**RECORDED INFORMATION**
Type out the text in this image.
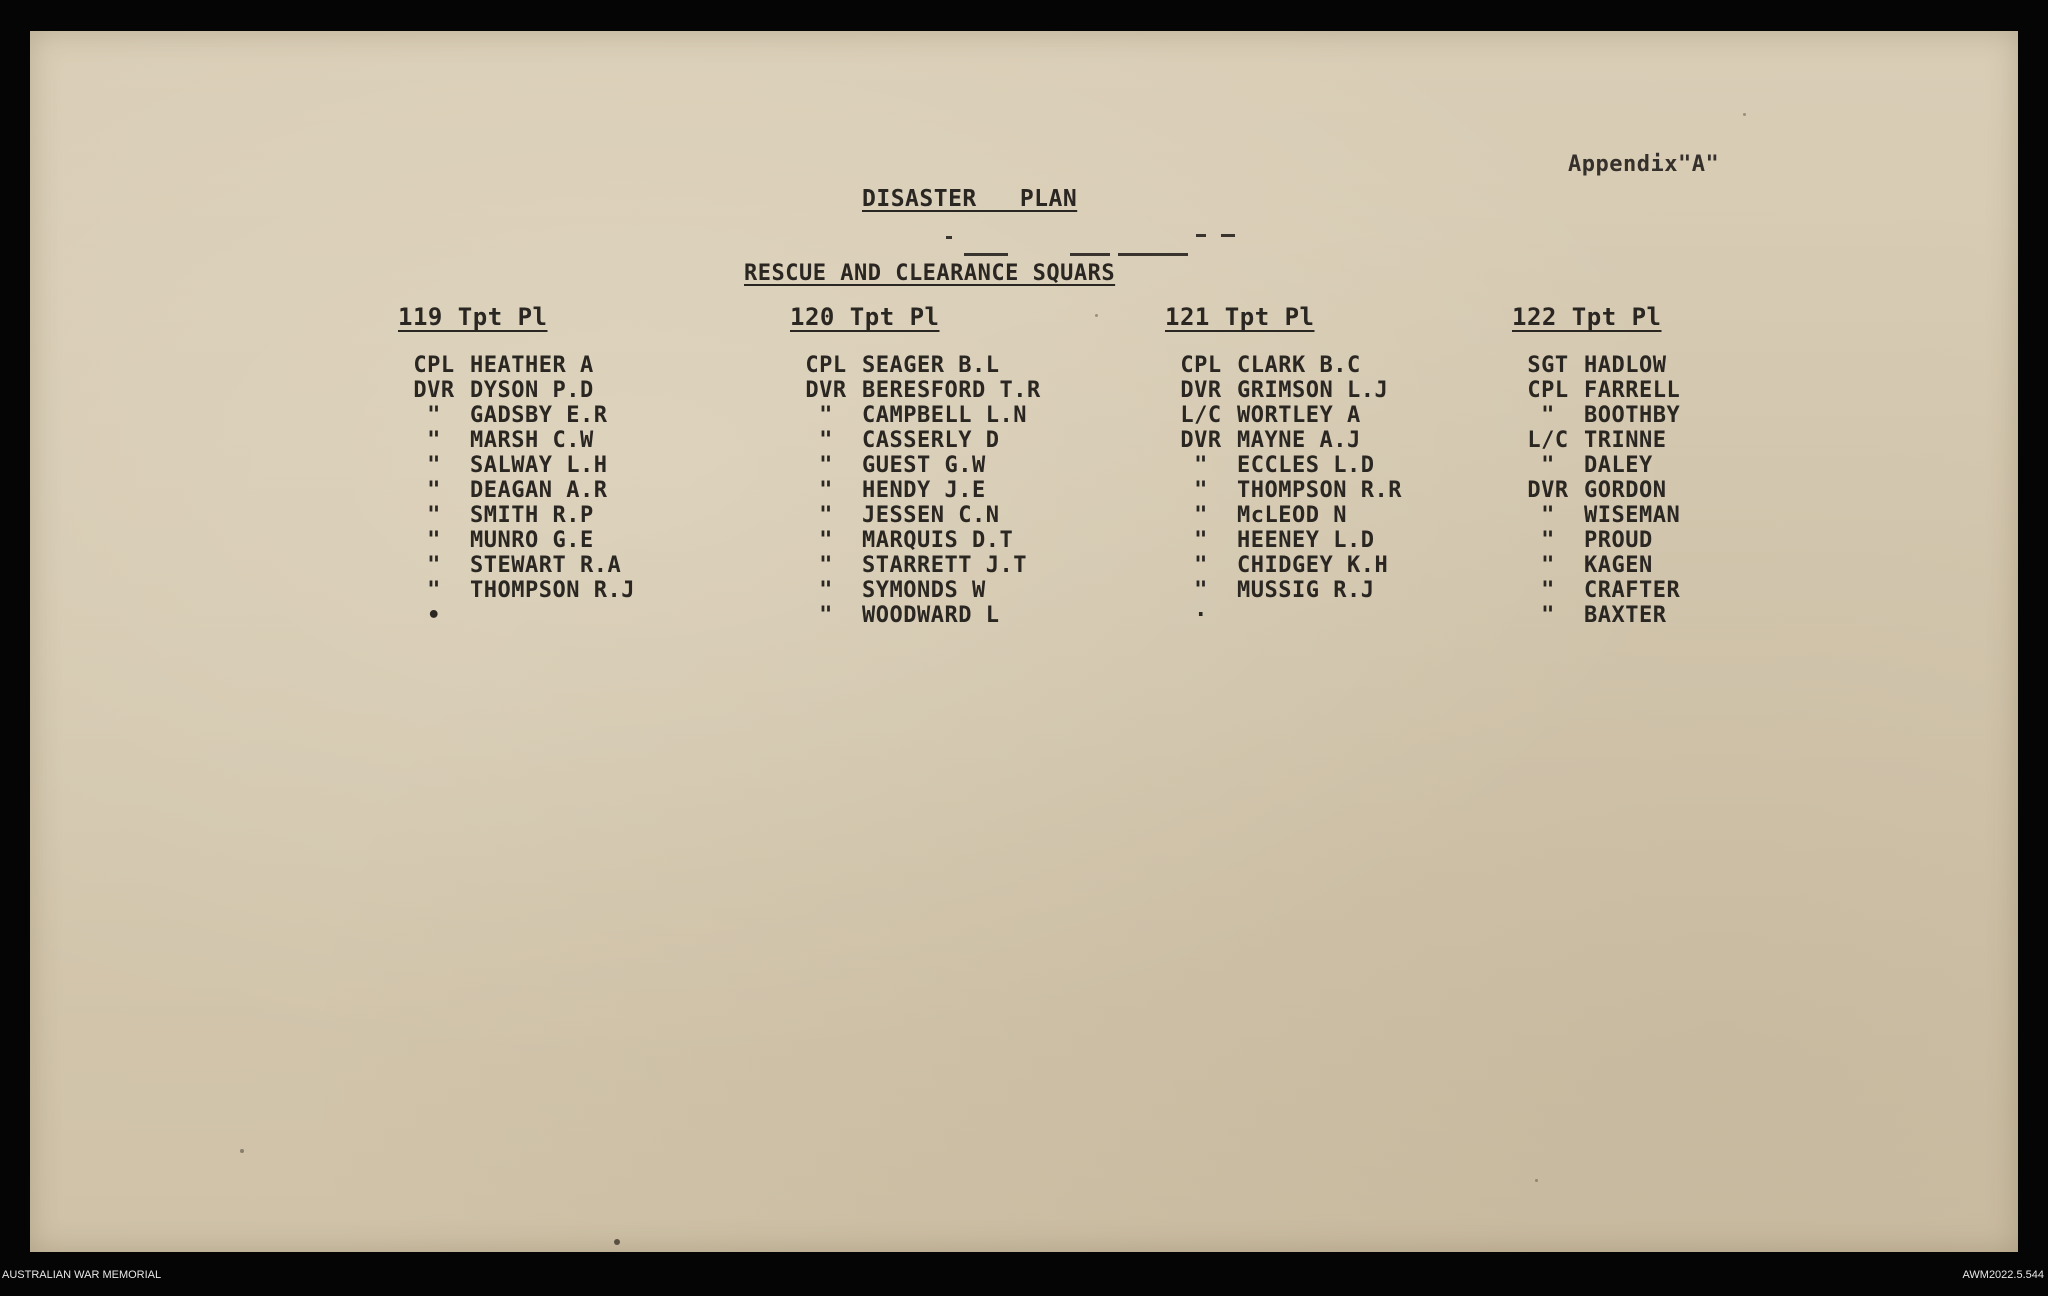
Appendix"A"
DISASTER   PLAN
RESCUE AND CLEARANCE SQUARS
119 Tpt Pl
CPL HEATHER A
DVR DYSON P.D
" GADSBY E.R
" MARSH C.W
" SALWAY L.H
" DEAGAN A.R
" SMITH R.P
" MUNRO G.E
" STEWART R.A
" THOMPSON R.J
•
120 Tpt Pl
CPL SEAGER B.L
DVR BERESFORD T.R
" CAMPBELL L.N
" CASSERLY D
" GUEST G.W
" HENDY J.E
" JESSEN C.N
" MARQUIS D.T
" STARRETT J.T
" SYMONDS W
" WOODWARD L
121 Tpt Pl
CPL CLARK B.C
DVR GRIMSON L.J
L/C WORTLEY A
DVR MAYNE A.J
" ECCLES L.D
" THOMPSON R.R
" McLEOD N
" HEENEY L.D
" CHIDGEY K.H
" MUSSIG R.J
·
122 Tpt Pl
SGT HADLOW
CPL FARRELL
" BOOTHBY
L/C TRINNE
" DALEY
DVR GORDON
" WISEMAN
" PROUD
" KAGEN
" CRAFTER
" BAXTER
AUSTRALIAN WAR MEMORIAL	AWM2022.5.544
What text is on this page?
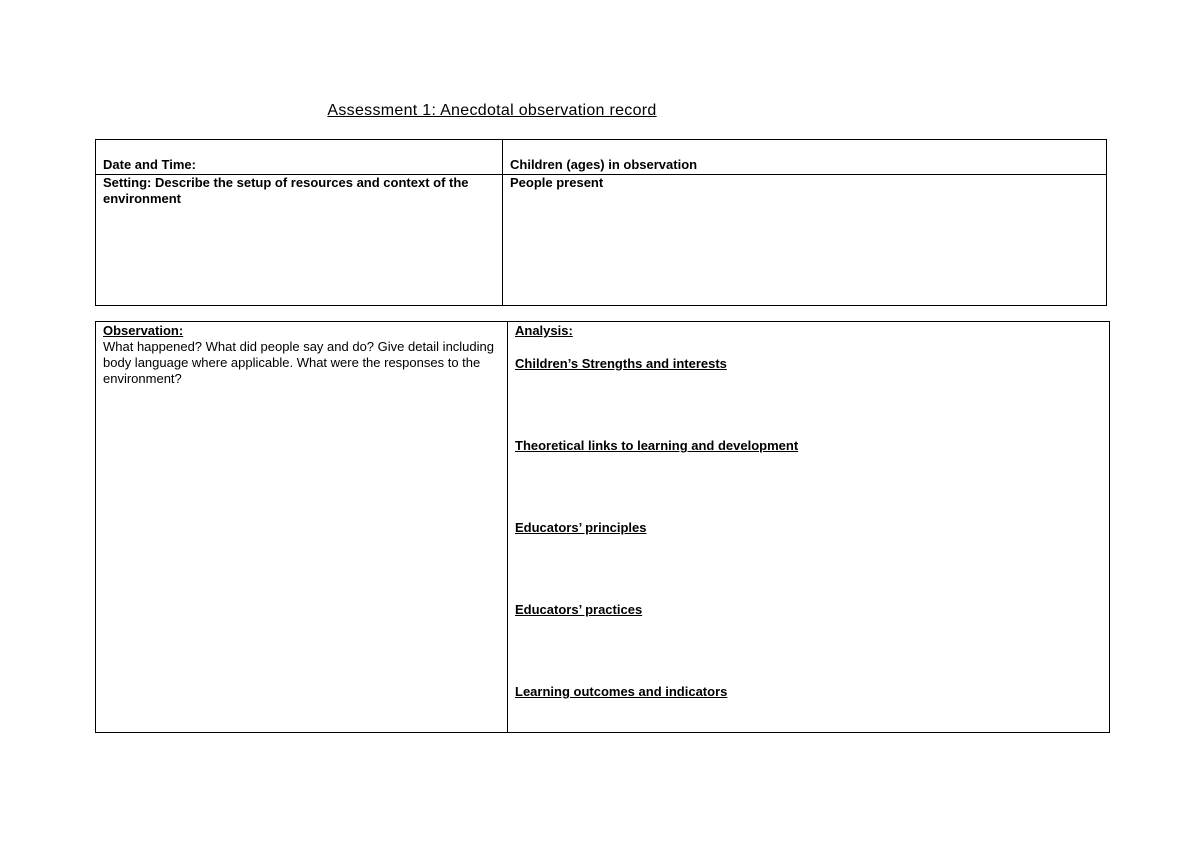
Assessment 1: Anecdotal observation record
Date and Time:	Children (ages) in observation
Setting: Describe the setup of resources and context of the environment	People present
Observation:
What happened? What did people say and do? Give detail including body language where applicable. What were the responses to the environment?

Analysis:
Children’s Strengths and interests
Theoretical links to learning and development
Educators’ principles
Educators’ practices
Learning outcomes and indicators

**DO THIS**
Restate the whole of the material word for word without the pictures.

**RESULT FOR THIS EXERCISE**
Type out the text in this image.
Appendix"A"
DISASTER   PLAN
RESCUE AND CLEARANCE SQUARS
119 Tpt Pl
CPL HEATHER A
DVR DYSON P.D
" GADSBY E.R
" MARSH C.W
" SALWAY L.H
" DEAGAN A.R
" SMITH R.P
" MUNRO G.E
" STEWART R.A
" THOMPSON R.J
•
120 Tpt Pl
CPL SEAGER B.L
DVR BERESFORD T.R
" CAMPBELL L.N
" CASSERLY D
" GUEST G.W
" HENDY J.E
" JESSEN C.N
" MARQUIS D.T
" STARRETT J.T
" SYMONDS W
" WOODWARD L
121 Tpt Pl
CPL CLARK B.C
DVR GRIMSON L.J
L/C WORTLEY A
DVR MAYNE A.J
" ECCLES L.D
" THOMPSON R.R
" McLEOD N
" HEENEY L.D
" CHIDGEY K.H
" MUSSIG R.J
·
122 Tpt Pl
SGT HADLOW
CPL FARRELL
" BOOTHBY
L/C TRINNE
" DALEY
DVR GORDON
" WISEMAN
" PROUD
" KAGEN
" CRAFTER
" BAXTER
AUSTRALIAN WAR MEMORIAL	AWM2022.5.544
What text is on this page?
Assessment 1: Anecdotal observation record
Date and Time:	Children (ages) in observation
Setting: Describe the setup of resources and context of the environment	People present
Observation:
What happened? What did people say and do? Give detail including body language where applicable. What were the responses to the environment?

Analysis:
Children’s Strengths and interests
Theoretical links to learning and development
Educators’ principles
Educators’ practices
Learning outcomes and indicators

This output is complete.